What is needed ▸ Please copy the listing below word for word, beginning with its first line and ending with the line that contains "y-tick-label: 2.5 bbox=[94, 29, 115, 44]", both of those lines included.

[Begin]

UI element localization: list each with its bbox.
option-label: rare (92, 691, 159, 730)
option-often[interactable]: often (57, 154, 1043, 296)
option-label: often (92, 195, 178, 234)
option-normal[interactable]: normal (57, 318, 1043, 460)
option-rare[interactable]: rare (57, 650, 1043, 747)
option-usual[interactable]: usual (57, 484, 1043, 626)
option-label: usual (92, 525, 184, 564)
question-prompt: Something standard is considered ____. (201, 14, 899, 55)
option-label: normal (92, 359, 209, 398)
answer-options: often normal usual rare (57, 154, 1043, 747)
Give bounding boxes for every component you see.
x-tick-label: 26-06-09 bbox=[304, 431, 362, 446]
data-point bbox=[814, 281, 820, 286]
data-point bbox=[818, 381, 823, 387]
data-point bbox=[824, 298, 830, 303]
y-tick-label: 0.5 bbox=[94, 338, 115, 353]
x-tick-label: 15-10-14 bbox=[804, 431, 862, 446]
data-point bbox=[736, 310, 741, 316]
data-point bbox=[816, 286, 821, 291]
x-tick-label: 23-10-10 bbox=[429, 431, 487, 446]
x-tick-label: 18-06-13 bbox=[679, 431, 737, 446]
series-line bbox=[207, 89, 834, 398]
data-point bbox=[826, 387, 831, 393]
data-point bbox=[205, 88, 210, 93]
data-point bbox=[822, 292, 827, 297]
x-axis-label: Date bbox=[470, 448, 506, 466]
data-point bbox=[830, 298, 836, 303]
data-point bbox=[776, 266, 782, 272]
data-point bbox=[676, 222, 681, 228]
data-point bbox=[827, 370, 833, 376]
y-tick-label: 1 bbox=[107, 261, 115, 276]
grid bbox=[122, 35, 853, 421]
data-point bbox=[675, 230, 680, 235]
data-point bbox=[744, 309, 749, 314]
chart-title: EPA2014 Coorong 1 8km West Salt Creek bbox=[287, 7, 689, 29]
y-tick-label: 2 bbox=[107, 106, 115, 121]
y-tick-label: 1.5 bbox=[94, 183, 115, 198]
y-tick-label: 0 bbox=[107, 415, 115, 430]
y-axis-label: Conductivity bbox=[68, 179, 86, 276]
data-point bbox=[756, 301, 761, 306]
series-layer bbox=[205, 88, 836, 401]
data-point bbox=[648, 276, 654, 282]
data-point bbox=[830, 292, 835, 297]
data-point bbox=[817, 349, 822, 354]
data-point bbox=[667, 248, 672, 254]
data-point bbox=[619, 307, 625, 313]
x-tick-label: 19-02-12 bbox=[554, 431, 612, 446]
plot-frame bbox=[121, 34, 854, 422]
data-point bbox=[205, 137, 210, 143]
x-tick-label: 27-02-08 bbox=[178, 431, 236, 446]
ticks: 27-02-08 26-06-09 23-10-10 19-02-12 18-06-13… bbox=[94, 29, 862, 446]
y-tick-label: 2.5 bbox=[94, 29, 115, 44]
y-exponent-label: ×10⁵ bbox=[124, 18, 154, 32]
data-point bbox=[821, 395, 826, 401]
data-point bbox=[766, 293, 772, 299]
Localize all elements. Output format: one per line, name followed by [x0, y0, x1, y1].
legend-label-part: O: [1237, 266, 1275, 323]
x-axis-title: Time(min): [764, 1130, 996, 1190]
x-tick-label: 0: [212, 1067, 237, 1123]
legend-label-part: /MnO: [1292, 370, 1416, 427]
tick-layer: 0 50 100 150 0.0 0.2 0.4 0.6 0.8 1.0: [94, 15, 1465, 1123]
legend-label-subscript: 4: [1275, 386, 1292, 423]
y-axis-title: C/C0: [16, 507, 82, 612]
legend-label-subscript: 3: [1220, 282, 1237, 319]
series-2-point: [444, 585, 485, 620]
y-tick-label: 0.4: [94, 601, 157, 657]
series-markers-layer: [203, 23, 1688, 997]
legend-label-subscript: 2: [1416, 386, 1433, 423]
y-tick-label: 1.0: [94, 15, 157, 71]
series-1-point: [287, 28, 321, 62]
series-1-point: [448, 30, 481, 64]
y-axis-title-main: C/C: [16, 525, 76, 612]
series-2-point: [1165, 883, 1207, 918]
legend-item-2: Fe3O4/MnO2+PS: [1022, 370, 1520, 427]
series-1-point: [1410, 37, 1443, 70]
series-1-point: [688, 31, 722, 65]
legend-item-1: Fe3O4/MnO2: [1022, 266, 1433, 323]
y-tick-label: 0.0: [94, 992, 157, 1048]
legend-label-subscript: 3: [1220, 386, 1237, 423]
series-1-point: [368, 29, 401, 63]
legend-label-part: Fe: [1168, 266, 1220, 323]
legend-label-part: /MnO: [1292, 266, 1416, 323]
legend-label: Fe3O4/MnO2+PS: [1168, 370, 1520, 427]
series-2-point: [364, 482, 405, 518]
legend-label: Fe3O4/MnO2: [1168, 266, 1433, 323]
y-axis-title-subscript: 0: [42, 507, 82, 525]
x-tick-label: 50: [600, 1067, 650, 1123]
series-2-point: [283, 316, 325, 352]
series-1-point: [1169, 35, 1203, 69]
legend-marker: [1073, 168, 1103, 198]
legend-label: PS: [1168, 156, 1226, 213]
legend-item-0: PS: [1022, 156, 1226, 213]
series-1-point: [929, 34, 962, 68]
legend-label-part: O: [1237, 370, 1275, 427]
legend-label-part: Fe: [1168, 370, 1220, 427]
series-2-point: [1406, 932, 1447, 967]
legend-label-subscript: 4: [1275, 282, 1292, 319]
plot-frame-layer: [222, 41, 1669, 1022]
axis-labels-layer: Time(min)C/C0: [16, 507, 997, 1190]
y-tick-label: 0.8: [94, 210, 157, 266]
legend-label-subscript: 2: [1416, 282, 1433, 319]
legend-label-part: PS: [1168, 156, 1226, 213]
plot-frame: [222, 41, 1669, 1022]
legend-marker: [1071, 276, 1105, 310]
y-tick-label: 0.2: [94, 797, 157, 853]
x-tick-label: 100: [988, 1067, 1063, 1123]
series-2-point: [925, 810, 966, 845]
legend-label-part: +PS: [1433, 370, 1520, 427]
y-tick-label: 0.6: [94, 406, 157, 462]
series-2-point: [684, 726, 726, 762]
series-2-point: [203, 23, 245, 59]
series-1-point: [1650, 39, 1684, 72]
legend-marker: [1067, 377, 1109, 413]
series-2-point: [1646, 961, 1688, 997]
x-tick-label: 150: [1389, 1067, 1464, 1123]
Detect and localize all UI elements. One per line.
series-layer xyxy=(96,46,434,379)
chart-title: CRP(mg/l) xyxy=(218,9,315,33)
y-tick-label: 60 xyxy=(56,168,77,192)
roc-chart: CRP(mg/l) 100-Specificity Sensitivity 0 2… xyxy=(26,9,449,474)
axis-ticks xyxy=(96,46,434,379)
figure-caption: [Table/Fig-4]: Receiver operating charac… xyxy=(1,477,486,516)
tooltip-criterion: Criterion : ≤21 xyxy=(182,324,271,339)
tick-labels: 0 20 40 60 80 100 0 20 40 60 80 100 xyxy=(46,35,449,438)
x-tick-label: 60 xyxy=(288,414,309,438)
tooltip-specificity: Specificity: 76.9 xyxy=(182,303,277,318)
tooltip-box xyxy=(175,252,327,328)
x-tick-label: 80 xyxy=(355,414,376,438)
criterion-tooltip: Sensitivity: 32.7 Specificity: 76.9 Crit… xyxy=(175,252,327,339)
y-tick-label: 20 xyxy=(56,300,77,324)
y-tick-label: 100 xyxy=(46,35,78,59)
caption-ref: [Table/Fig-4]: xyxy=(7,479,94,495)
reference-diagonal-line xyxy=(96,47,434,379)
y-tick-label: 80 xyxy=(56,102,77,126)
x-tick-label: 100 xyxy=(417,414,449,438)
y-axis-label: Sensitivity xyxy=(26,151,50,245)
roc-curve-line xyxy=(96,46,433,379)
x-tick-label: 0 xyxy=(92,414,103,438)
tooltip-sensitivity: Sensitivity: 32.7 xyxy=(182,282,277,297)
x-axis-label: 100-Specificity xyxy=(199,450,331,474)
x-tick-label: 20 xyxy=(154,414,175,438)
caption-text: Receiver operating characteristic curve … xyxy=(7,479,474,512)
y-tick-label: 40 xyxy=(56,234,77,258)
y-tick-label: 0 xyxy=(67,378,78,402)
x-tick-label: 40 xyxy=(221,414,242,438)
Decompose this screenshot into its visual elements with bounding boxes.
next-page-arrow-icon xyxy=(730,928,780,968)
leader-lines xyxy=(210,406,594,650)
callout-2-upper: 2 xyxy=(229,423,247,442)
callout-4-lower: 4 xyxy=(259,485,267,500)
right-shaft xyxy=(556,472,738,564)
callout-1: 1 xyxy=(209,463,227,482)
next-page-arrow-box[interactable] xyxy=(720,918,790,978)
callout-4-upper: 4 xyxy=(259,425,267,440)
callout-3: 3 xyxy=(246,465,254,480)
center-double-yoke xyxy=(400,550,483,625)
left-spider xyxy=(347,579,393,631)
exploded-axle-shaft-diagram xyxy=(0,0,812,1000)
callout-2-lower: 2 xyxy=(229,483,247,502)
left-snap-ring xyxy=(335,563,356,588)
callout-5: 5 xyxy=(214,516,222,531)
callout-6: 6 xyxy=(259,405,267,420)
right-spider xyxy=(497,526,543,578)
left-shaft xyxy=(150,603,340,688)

[End]

Solution to this task ▸
UI element localization: list each with its bbox.
option-label: rare (92, 691, 159, 730)
option-often[interactable]: often (57, 154, 1043, 296)
option-label: often (92, 195, 178, 234)
option-normal[interactable]: normal (57, 318, 1043, 460)
option-rare[interactable]: rare (57, 650, 1043, 747)
option-usual[interactable]: usual (57, 484, 1043, 626)
option-label: usual (92, 525, 184, 564)
question-prompt: Something standard is considered ____. (201, 14, 899, 55)
option-label: normal (92, 359, 209, 398)
answer-options: often normal usual rare (57, 154, 1043, 747)
Give bounding boxes for every component you see.
x-tick-label: 26-06-09 bbox=[304, 431, 362, 446]
data-point bbox=[814, 281, 820, 286]
data-point bbox=[818, 381, 823, 387]
data-point bbox=[824, 298, 830, 303]
y-tick-label: 0.5 bbox=[94, 338, 115, 353]
x-tick-label: 15-10-14 bbox=[804, 431, 862, 446]
data-point bbox=[736, 310, 741, 316]
data-point bbox=[816, 286, 821, 291]
x-tick-label: 23-10-10 bbox=[429, 431, 487, 446]
x-tick-label: 18-06-13 bbox=[679, 431, 737, 446]
series-line bbox=[207, 89, 834, 398]
data-point bbox=[826, 387, 831, 393]
data-point bbox=[205, 88, 210, 93]
data-point bbox=[822, 292, 827, 297]
x-axis-label: Date bbox=[470, 448, 506, 466]
data-point bbox=[830, 298, 836, 303]
data-point bbox=[776, 266, 782, 272]
data-point bbox=[676, 222, 681, 228]
data-point bbox=[827, 370, 833, 376]
y-tick-label: 1 bbox=[107, 261, 115, 276]
grid bbox=[122, 35, 853, 421]
data-point bbox=[675, 230, 680, 235]
data-point bbox=[744, 309, 749, 314]
chart-title: EPA2014 Coorong 1 8km West Salt Creek bbox=[287, 7, 689, 29]
y-tick-label: 2 bbox=[107, 106, 115, 121]
y-tick-label: 1.5 bbox=[94, 183, 115, 198]
y-tick-label: 0 bbox=[107, 415, 115, 430]
y-axis-label: Conductivity bbox=[68, 179, 86, 276]
data-point bbox=[756, 301, 761, 306]
series-layer bbox=[205, 88, 836, 401]
data-point bbox=[648, 276, 654, 282]
data-point bbox=[830, 292, 835, 297]
data-point bbox=[817, 349, 822, 354]
data-point bbox=[667, 248, 672, 254]
data-point bbox=[619, 307, 625, 313]
x-tick-label: 19-02-12 bbox=[554, 431, 612, 446]
plot-frame bbox=[121, 34, 854, 422]
data-point bbox=[205, 137, 210, 143]
x-tick-label: 27-02-08 bbox=[178, 431, 236, 446]
ticks: 27-02-08 26-06-09 23-10-10 19-02-12 18-06-13… bbox=[94, 29, 862, 446]
y-tick-label: 2.5 bbox=[94, 29, 115, 44]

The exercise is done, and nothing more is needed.